# Removing Bees from a Home in winter?



## ruthiesbees (Aug 27, 2013)

wait until spring.


----------



## Riskybizz (Mar 12, 2010)

I would wait until spring. That will also give you more time to read up on your removal. Steer clear of someone trying to talk you into doing something that is not generally weather conducive. If you try to remove them this time of year and are unsuccessful transferring the queen, the colony not be able to rear and successfully mate a new queen.


----------



## KennyB (Apr 22, 2016)

That is what I told them was to wait till spring. I removed a swarm from under their neighbors mobile home this summer. They are sending me pictures of the location of the bees. They said when it rains it is washing honey out of the hive. So if need be should I try to protect their hive at the current location till I can move them this spring?


----------



## whiskers (Aug 28, 2011)

If the bees are actually in the walls, soffits, or whatever and water is getting in to wash honey out, then the leak is their big problem and needs immediate attention. A tarp for, example, could be put in place without disturbing the bees too much. The bees can wait.


----------



## KennyB (Apr 22, 2016)

whiskers said:


> If the bees are actually in the walls, soffits, or whatever and water is getting in to wash honey out, then the leak is their big problem and needs immediate attention. A tarp for, example, could be put in place without disturbing the bees too much. The bees can wait.


Thanks for the reply that is what I told them.

Thank You
Kenny


----------



## mike17l (Jun 22, 2012)

MATERIAL SUPPLIED ::
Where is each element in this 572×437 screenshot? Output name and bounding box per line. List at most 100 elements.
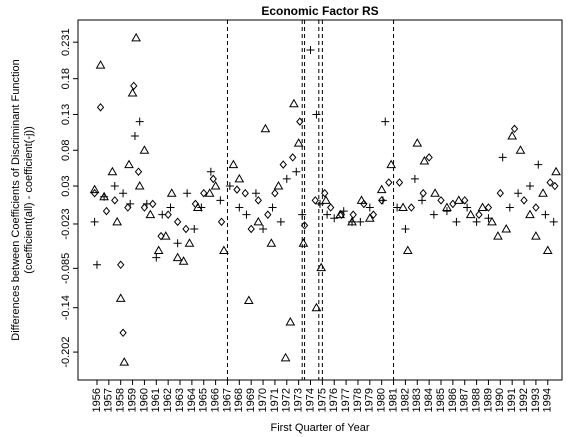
plus-point (378, 196, 387, 205)
diamond-point (378, 196, 386, 205)
diamond-point (254, 196, 262, 205)
triangle-point (316, 262, 327, 272)
y-tick-label: 0.03 (60, 175, 72, 196)
y-tick-label: -0.202 (60, 336, 72, 367)
plus-point (100, 192, 109, 201)
plus-point (282, 174, 291, 183)
x-tick-label: 1958 (115, 388, 127, 412)
x-tick-label: 1979 (364, 388, 376, 412)
y-tick-label: -0.14 (60, 295, 72, 320)
diamond-point (311, 196, 319, 205)
triangle-point (119, 357, 130, 366)
triangle-point (219, 245, 229, 254)
triangle-point (419, 155, 430, 165)
y-axis-title: (coefficient(all) - coefficient(-j)) (23, 126, 35, 274)
triangle-point (280, 352, 291, 362)
triangle-point (402, 245, 413, 254)
x-tick-label: 1957 (103, 388, 115, 412)
diamond-point (173, 217, 182, 227)
x-tick-label: 1989 (482, 388, 494, 412)
plus-point (429, 210, 438, 219)
triangle-point (542, 245, 553, 254)
plus-point (92, 260, 101, 269)
triangle-point (538, 188, 548, 197)
plus-point (442, 207, 451, 216)
x-tick-label: 1992 (518, 388, 530, 412)
diamond-point (461, 196, 469, 205)
plus-point (393, 203, 402, 212)
y-tick-label: 0.18 (60, 68, 72, 89)
plus-point (197, 203, 206, 212)
diamond-point (532, 203, 540, 212)
plus-point (549, 217, 558, 226)
plus-point (126, 199, 135, 208)
plus-point (216, 196, 225, 205)
x-tick-label: 1968 (233, 388, 245, 412)
triangle-point (204, 188, 215, 197)
x-tick-label: 1991 (506, 388, 518, 412)
diamond-point (289, 153, 297, 162)
plus-point (235, 203, 244, 212)
diamond-point (425, 153, 433, 162)
diamond-point (360, 199, 368, 209)
plus-point (268, 203, 277, 212)
triangle-point (487, 216, 497, 226)
diamond-point (496, 188, 504, 198)
triangle-point (115, 293, 126, 302)
diamond-point (437, 196, 445, 205)
diamond-point (233, 185, 241, 194)
triangle-point (95, 60, 106, 69)
diamond-point (369, 210, 378, 219)
plus-point (505, 203, 514, 212)
triangle-point (112, 216, 123, 226)
plus-point (381, 117, 390, 126)
plus-point (158, 210, 167, 219)
x-tick-label: 1984 (423, 388, 435, 412)
diamond-point (90, 188, 99, 198)
triangle-point (260, 123, 271, 133)
y-tick-label: 0.08 (60, 140, 72, 161)
diamond-point (300, 221, 309, 230)
diamond-point (327, 203, 335, 212)
diamond-point (419, 188, 427, 198)
plus-point (514, 189, 523, 198)
diamond-point (395, 178, 404, 187)
chart-title: Economic Factor RS (261, 4, 378, 18)
x-tick-label: 1967 (221, 388, 233, 412)
triangle-point (127, 87, 138, 97)
x-tick-label: 1985 (435, 388, 447, 412)
plus-point (401, 224, 410, 233)
plus-point (292, 167, 301, 176)
x-tick-label: 1987 (459, 388, 471, 412)
x-tick-label: 1990 (494, 388, 506, 412)
triangle-point (166, 188, 177, 197)
x-tick-label: 1963 (174, 388, 186, 412)
triangle-point (465, 209, 476, 219)
plus-point (190, 224, 199, 233)
plus-point (173, 239, 182, 248)
diamond-point (247, 224, 255, 234)
triangle-point (178, 256, 189, 265)
x-tick-label: 1981 (387, 388, 399, 412)
triangle-point (285, 317, 296, 326)
diamond-point (111, 196, 119, 205)
x-tick-label: 1977 (340, 388, 352, 412)
triangle-point (430, 188, 440, 197)
plus-point (206, 167, 215, 176)
x-tick-label: 1969 (245, 388, 257, 412)
plus-point (484, 214, 493, 223)
triangle-point (298, 238, 309, 247)
diamond-point (484, 203, 493, 212)
plus-point (251, 189, 260, 198)
x-tick-label: 1975 (316, 388, 328, 412)
x-tick-label: 1993 (530, 388, 542, 412)
plus-point (365, 203, 374, 212)
diamond-point (296, 117, 304, 126)
x-tick-label: 1982 (399, 388, 411, 412)
x-tick-label: 1972 (281, 388, 293, 412)
diamond-point (321, 188, 329, 198)
triangle-point (289, 98, 299, 108)
plus-point (541, 210, 550, 219)
plus-point (298, 210, 307, 219)
plus-point (472, 217, 481, 226)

SET EXERCISE 1 :: Output the passage of the bee removal thread that begins at the words "I would wait" and stops after "a new queen.".
SET EXERCISE 2 :: Extend the forum thread on removing bees from a home in winter, picking up right after its final line.

TASK OUTPUT 1 ::
I would wait until spring. That will also give you more time to read up on your removal. Steer clear of someone trying to talk you into doing something that is not generally weather conducive. If you try to remove them this time of year and are unsuccessful transferring the queen, the colony not be able to rear and successfully mate a new queen.

TASK OUTPUT 2 ::
The weather is going to warm up next week. No reason you can't knock it out then. The bees in Texas are more likely to stay in the new equipment when removed and relocated in the winter. They have no other options. In the spring, they can very likely abscond. I try to keep winter removals to days above 50. But they have much greater success.


----------



## fieldsofnaturalhoney (Feb 29, 2012)

KennyB.,Have you seen the pictures to asses the situation? When you write, they want you to come and get them, does that mean they want you to work for free?


----------



## KennyB (Apr 22, 2016)

I haven't heard anything back from them. They never sent the pictures.


----------



## Gypsi (Mar 27, 2011)

everyone wants a free removal. Sometimes they have already tried to get rid of the bees by spraying them. 

I would strongly caution them against spray if they contact you again, and you should realize that a removal can sometimes take a really long time and that unless they are the direst charity case whatever you charge is going to be a lot less than an exterminator would charge for the same bees.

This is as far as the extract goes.